Request:
Report how many lines in the listing below contain the string "board". Give only the number.

Supplied material:
____________

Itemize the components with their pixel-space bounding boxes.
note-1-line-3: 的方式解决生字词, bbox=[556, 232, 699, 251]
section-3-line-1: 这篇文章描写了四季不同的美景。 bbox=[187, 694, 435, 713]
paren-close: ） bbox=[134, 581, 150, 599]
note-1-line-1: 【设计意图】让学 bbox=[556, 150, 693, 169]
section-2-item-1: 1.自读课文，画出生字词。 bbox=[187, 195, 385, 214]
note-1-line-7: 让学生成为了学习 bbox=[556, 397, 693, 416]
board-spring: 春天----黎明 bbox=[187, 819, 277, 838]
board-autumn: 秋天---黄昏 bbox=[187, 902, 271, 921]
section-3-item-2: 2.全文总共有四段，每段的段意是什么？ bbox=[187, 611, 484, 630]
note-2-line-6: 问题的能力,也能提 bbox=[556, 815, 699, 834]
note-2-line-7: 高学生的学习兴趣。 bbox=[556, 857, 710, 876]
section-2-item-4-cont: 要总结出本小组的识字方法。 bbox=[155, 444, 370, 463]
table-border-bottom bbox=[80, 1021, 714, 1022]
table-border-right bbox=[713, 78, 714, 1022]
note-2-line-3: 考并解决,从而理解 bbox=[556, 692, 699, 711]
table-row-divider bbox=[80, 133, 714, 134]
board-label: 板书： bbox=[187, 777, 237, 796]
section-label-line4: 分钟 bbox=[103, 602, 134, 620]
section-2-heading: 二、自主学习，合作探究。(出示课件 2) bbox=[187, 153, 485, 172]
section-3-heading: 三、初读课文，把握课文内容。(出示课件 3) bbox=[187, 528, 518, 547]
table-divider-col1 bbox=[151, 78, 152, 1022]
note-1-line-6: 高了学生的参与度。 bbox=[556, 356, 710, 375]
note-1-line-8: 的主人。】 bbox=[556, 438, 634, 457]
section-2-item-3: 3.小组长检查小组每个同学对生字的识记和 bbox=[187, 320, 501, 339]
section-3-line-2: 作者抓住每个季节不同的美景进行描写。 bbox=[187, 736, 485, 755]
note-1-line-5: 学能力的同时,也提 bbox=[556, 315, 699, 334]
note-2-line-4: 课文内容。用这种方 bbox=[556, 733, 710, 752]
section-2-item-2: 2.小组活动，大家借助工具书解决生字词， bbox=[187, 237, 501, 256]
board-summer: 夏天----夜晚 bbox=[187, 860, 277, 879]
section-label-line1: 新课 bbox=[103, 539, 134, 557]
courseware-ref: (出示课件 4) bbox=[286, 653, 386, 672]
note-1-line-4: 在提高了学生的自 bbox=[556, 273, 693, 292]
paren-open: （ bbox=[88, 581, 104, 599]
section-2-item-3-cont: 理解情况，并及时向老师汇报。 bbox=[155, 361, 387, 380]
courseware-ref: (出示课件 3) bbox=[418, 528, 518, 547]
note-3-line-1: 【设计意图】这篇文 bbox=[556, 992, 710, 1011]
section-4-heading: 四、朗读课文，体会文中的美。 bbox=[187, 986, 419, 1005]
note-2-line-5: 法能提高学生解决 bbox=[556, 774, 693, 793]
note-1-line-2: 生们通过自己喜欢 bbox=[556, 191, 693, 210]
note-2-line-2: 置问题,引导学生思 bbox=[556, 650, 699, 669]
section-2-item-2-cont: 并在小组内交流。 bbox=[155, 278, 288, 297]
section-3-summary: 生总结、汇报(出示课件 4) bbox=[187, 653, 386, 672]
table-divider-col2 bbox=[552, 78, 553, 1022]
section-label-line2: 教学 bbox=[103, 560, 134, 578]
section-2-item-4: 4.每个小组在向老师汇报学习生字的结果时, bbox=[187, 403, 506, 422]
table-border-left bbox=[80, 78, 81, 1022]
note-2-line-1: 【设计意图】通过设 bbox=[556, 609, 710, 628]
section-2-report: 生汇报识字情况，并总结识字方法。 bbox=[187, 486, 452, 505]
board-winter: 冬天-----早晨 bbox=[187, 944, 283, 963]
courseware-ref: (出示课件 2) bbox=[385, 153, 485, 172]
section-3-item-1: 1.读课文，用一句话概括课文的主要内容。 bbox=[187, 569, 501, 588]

____________

Response:
5